[TASK OBJECTIVE]: From the listing below, select every line where the word "text" appears.

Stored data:
━━━
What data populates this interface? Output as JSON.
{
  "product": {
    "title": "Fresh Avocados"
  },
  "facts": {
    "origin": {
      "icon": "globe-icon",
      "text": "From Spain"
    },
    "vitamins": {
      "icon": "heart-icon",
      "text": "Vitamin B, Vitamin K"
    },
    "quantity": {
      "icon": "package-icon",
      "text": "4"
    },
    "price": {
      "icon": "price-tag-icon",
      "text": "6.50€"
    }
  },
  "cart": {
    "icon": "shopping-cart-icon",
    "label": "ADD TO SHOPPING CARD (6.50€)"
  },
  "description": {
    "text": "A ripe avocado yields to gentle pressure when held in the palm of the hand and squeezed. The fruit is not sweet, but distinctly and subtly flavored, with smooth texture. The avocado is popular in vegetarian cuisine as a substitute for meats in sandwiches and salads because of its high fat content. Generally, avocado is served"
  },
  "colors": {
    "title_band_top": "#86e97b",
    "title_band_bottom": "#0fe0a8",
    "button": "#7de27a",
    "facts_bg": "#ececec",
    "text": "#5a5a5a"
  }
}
━━━
[TASK SOLUTION]:
      "text": "From Spain"
      "text": "Vitamin B, Vitamin K"
      "text": "4"
      "text": "6.50€"
    "text": "A ripe avocado yields to gentle pressure when held in the palm of the hand and squeezed. The fruit is not sweet, but distinctly and subtly flavored, with smooth texture. The avocado is popular in vegetarian cuisine as a substitute for meats in sandwiches and salads because of its high fat content. Generally, avocado is served"
    "text": "#5a5a5a"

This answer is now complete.